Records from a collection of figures
* Begin *

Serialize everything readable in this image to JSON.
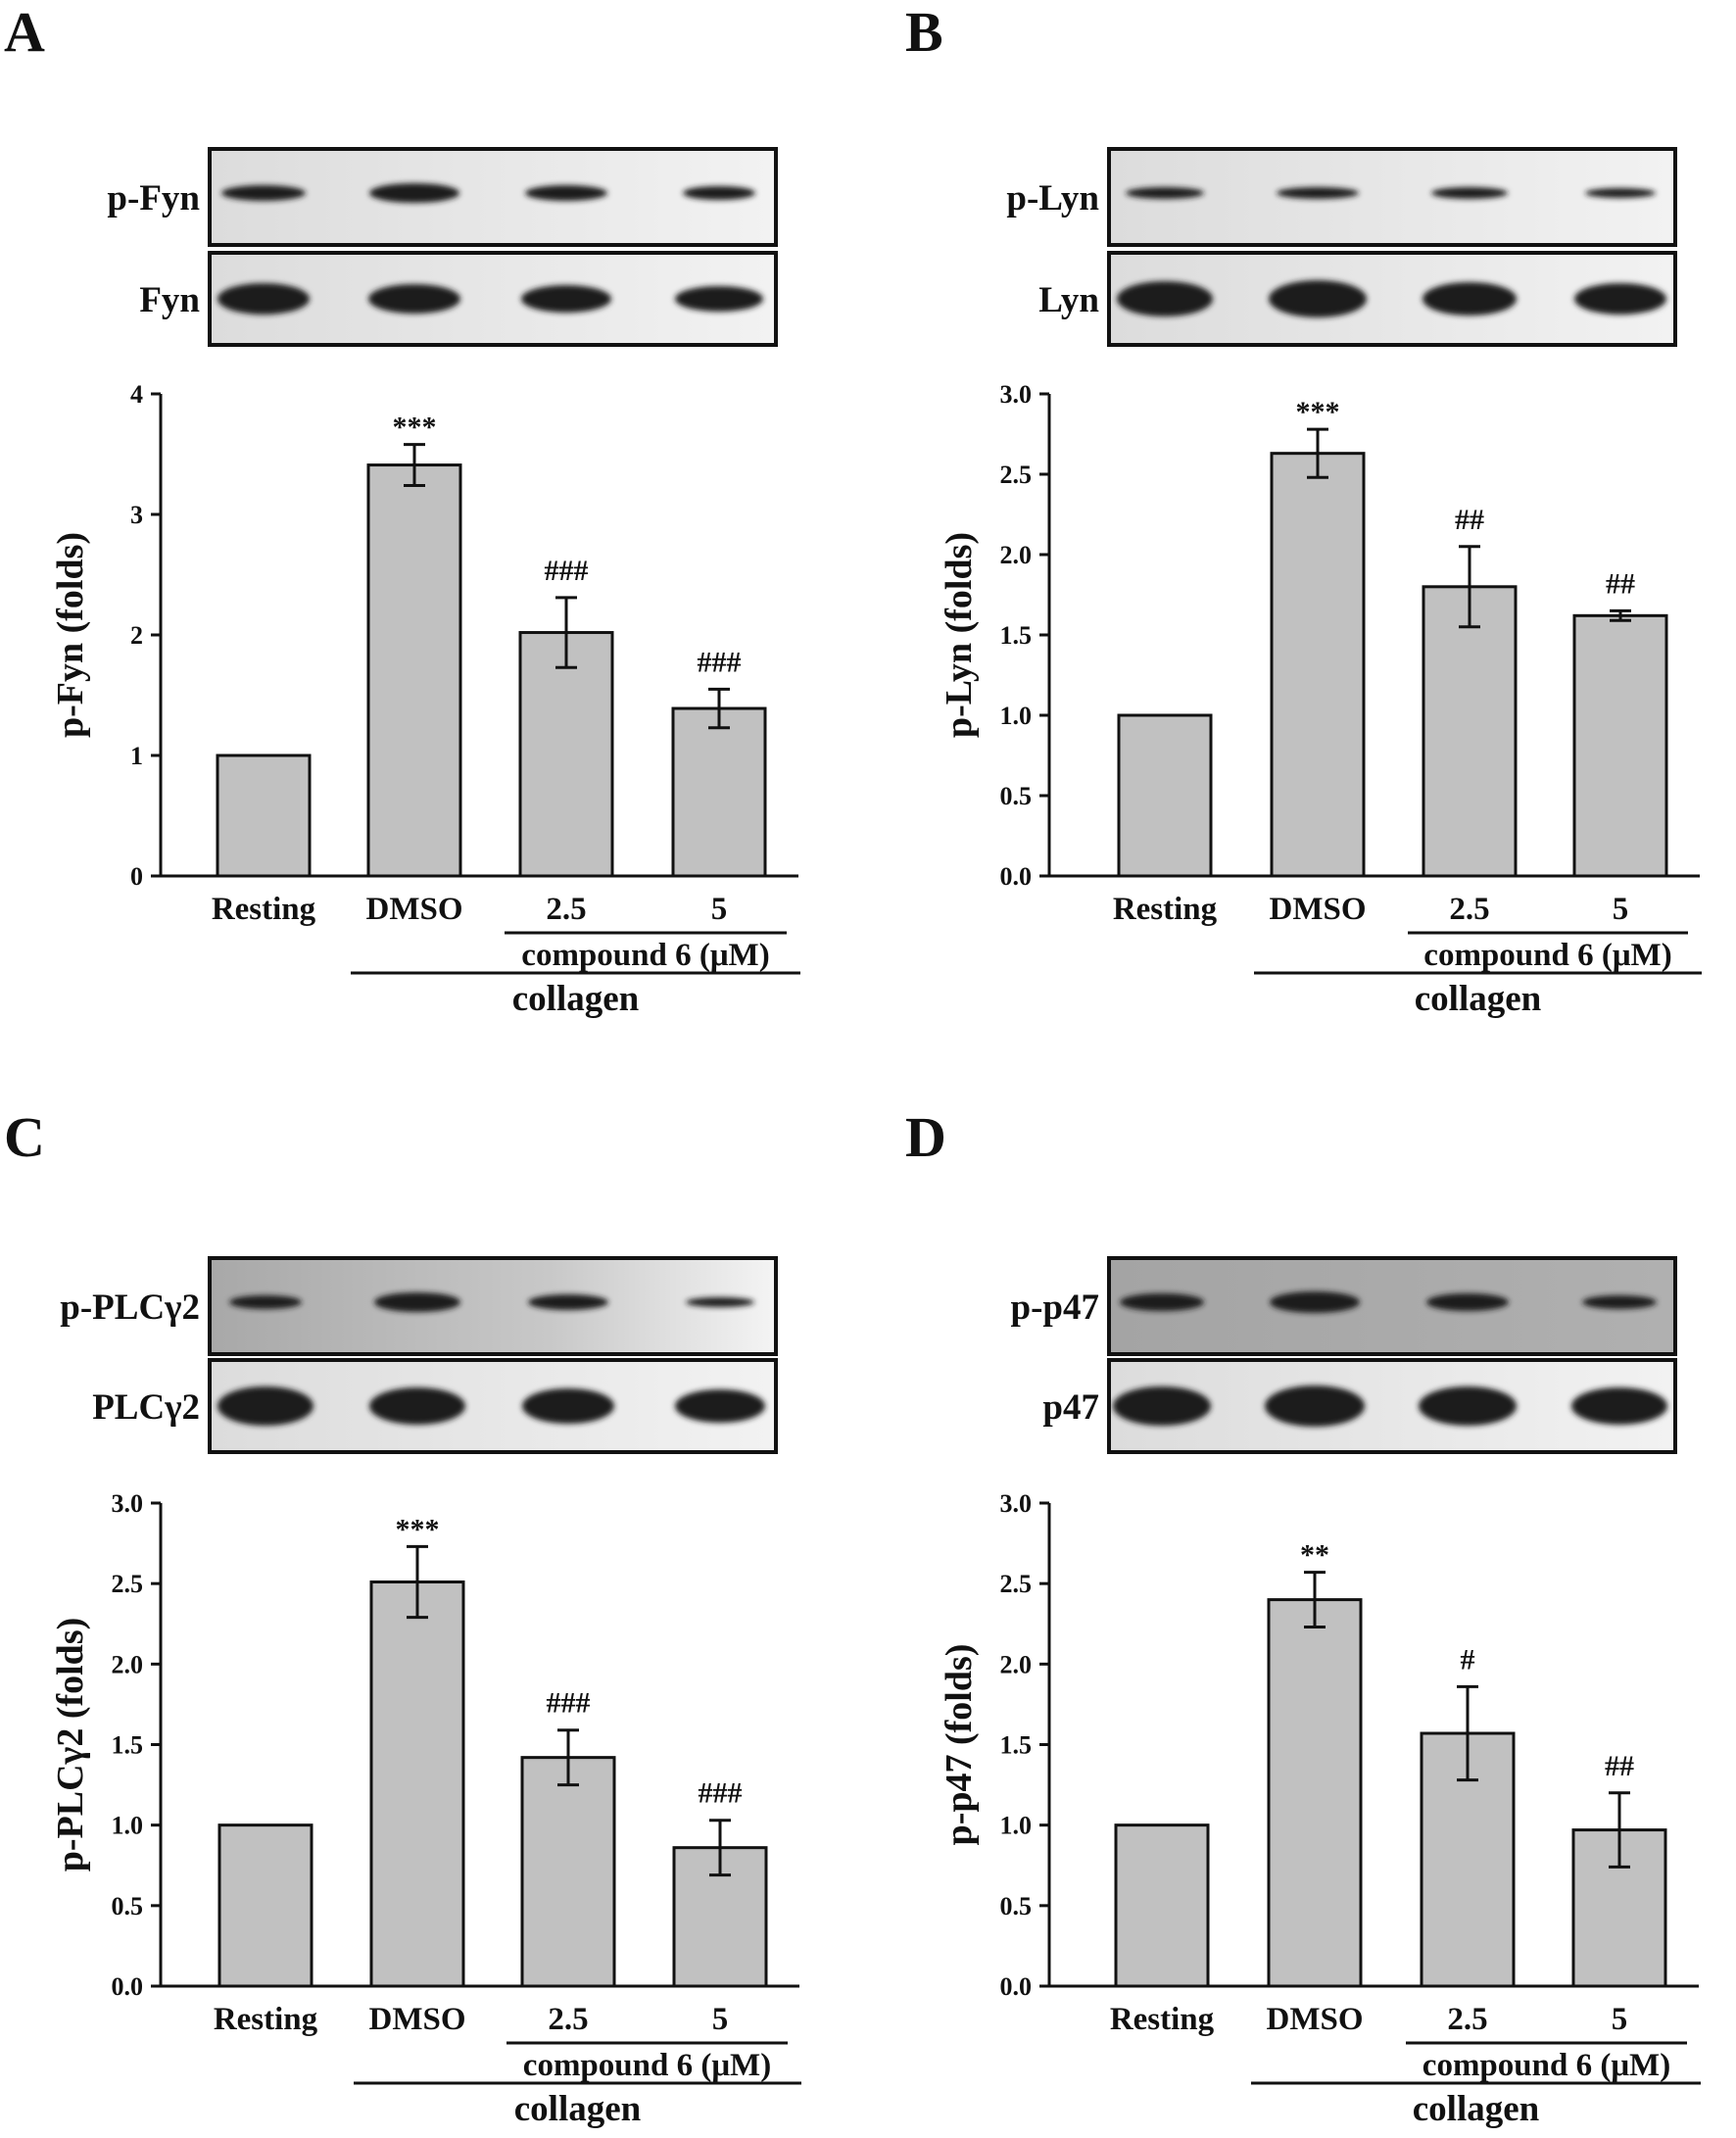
{
  "colors": {
    "bar": "#c1c1c1",
    "axis": "#111111",
    "blot_light": "#ebebeb",
    "blot_mid": "#b8b8b8",
    "blot_dark": "#a0a0a0"
  },
  "chart_data": [
    {
      "panel": "A",
      "type": "bar",
      "blots": [
        "p-Fyn",
        "Fyn"
      ],
      "ylabel": "p-Fyn (folds)",
      "ylim": [
        0,
        4
      ],
      "yticks": [
        0,
        1,
        2,
        3,
        4
      ],
      "ytick_labels": [
        "0",
        "1",
        "2",
        "3",
        "4"
      ],
      "categories": [
        "Resting",
        "DMSO",
        "2.5",
        "5"
      ],
      "values": [
        1.0,
        3.41,
        2.02,
        1.39
      ],
      "errors": [
        0,
        0.17,
        0.29,
        0.16
      ],
      "annotations": [
        "",
        "***",
        "###",
        "###"
      ],
      "group_label": "compound 6 (μM)",
      "treatment_label": "collagen"
    },
    {
      "panel": "B",
      "type": "bar",
      "blots": [
        "p-Lyn",
        "Lyn"
      ],
      "ylabel": "p-Lyn (folds)",
      "ylim": [
        0,
        3
      ],
      "yticks": [
        0,
        0.5,
        1,
        1.5,
        2,
        2.5,
        3
      ],
      "ytick_labels": [
        "0.0",
        "0.5",
        "1.0",
        "1.5",
        "2.0",
        "2.5",
        "3.0"
      ],
      "categories": [
        "Resting",
        "DMSO",
        "2.5",
        "5"
      ],
      "values": [
        1.0,
        2.63,
        1.8,
        1.62
      ],
      "errors": [
        0,
        0.15,
        0.25,
        0.03
      ],
      "annotations": [
        "",
        "***",
        "##",
        "##"
      ],
      "group_label": "compound 6 (μM)",
      "treatment_label": "collagen"
    },
    {
      "panel": "C",
      "type": "bar",
      "blots": [
        "p-PLCγ2",
        "PLCγ2"
      ],
      "ylabel": "p-PLCγ2 (folds)",
      "ylim": [
        0,
        3
      ],
      "yticks": [
        0,
        0.5,
        1,
        1.5,
        2,
        2.5,
        3
      ],
      "ytick_labels": [
        "0.0",
        "0.5",
        "1.0",
        "1.5",
        "2.0",
        "2.5",
        "3.0"
      ],
      "categories": [
        "Resting",
        "DMSO",
        "2.5",
        "5"
      ],
      "values": [
        1.0,
        2.51,
        1.42,
        0.86
      ],
      "errors": [
        0,
        0.22,
        0.17,
        0.17
      ],
      "annotations": [
        "",
        "***",
        "###",
        "###"
      ],
      "group_label": "compound 6 (μM)",
      "treatment_label": "collagen"
    },
    {
      "panel": "D",
      "type": "bar",
      "blots": [
        "p-p47",
        "p47"
      ],
      "ylabel": "p-p47 (folds)",
      "ylim": [
        0,
        3
      ],
      "yticks": [
        0,
        0.5,
        1,
        1.5,
        2,
        2.5,
        3
      ],
      "ytick_labels": [
        "0.0",
        "0.5",
        "1.0",
        "1.5",
        "2.0",
        "2.5",
        "3.0"
      ],
      "categories": [
        "Resting",
        "DMSO",
        "2.5",
        "5"
      ],
      "values": [
        1.0,
        2.4,
        1.57,
        0.97
      ],
      "errors": [
        0,
        0.17,
        0.29,
        0.23
      ],
      "annotations": [
        "",
        "**",
        "#",
        "##"
      ],
      "group_label": "compound 6 (μM)",
      "treatment_label": "collagen"
    }
  ]
}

* End *

* _What the task asks_:
Reproduce every line exactly and omit all pictures.

* _Worked solution_:
Serialize everything readable in this image to JSON.
{
  "colors": {
    "bar": "#c1c1c1",
    "axis": "#111111",
    "blot_light": "#ebebeb",
    "blot_mid": "#b8b8b8",
    "blot_dark": "#a0a0a0"
  },
  "chart_data": [
    {
      "panel": "A",
      "type": "bar",
      "blots": [
        "p-Fyn",
        "Fyn"
      ],
      "ylabel": "p-Fyn (folds)",
      "ylim": [
        0,
        4
      ],
      "yticks": [
        0,
        1,
        2,
        3,
        4
      ],
      "ytick_labels": [
        "0",
        "1",
        "2",
        "3",
        "4"
      ],
      "categories": [
        "Resting",
        "DMSO",
        "2.5",
        "5"
      ],
      "values": [
        1.0,
        3.41,
        2.02,
        1.39
      ],
      "errors": [
        0,
        0.17,
        0.29,
        0.16
      ],
      "annotations": [
        "",
        "***",
        "###",
        "###"
      ],
      "group_label": "compound 6 (μM)",
      "treatment_label": "collagen"
    },
    {
      "panel": "B",
      "type": "bar",
      "blots": [
        "p-Lyn",
        "Lyn"
      ],
      "ylabel": "p-Lyn (folds)",
      "ylim": [
        0,
        3
      ],
      "yticks": [
        0,
        0.5,
        1,
        1.5,
        2,
        2.5,
        3
      ],
      "ytick_labels": [
        "0.0",
        "0.5",
        "1.0",
        "1.5",
        "2.0",
        "2.5",
        "3.0"
      ],
      "categories": [
        "Resting",
        "DMSO",
        "2.5",
        "5"
      ],
      "values": [
        1.0,
        2.63,
        1.8,
        1.62
      ],
      "errors": [
        0,
        0.15,
        0.25,
        0.03
      ],
      "annotations": [
        "",
        "***",
        "##",
        "##"
      ],
      "group_label": "compound 6 (μM)",
      "treatment_label": "collagen"
    },
    {
      "panel": "C",
      "type": "bar",
      "blots": [
        "p-PLCγ2",
        "PLCγ2"
      ],
      "ylabel": "p-PLCγ2 (folds)",
      "ylim": [
        0,
        3
      ],
      "yticks": [
        0,
        0.5,
        1,
        1.5,
        2,
        2.5,
        3
      ],
      "ytick_labels": [
        "0.0",
        "0.5",
        "1.0",
        "1.5",
        "2.0",
        "2.5",
        "3.0"
      ],
      "categories": [
        "Resting",
        "DMSO",
        "2.5",
        "5"
      ],
      "values": [
        1.0,
        2.51,
        1.42,
        0.86
      ],
      "errors": [
        0,
        0.22,
        0.17,
        0.17
      ],
      "annotations": [
        "",
        "***",
        "###",
        "###"
      ],
      "group_label": "compound 6 (μM)",
      "treatment_label": "collagen"
    },
    {
      "panel": "D",
      "type": "bar",
      "blots": [
        "p-p47",
        "p47"
      ],
      "ylabel": "p-p47 (folds)",
      "ylim": [
        0,
        3
      ],
      "yticks": [
        0,
        0.5,
        1,
        1.5,
        2,
        2.5,
        3
      ],
      "ytick_labels": [
        "0.0",
        "0.5",
        "1.0",
        "1.5",
        "2.0",
        "2.5",
        "3.0"
      ],
      "categories": [
        "Resting",
        "DMSO",
        "2.5",
        "5"
      ],
      "values": [
        1.0,
        2.4,
        1.57,
        0.97
      ],
      "errors": [
        0,
        0.17,
        0.29,
        0.23
      ],
      "annotations": [
        "",
        "**",
        "#",
        "##"
      ],
      "group_label": "compound 6 (μM)",
      "treatment_label": "collagen"
    }
  ]
}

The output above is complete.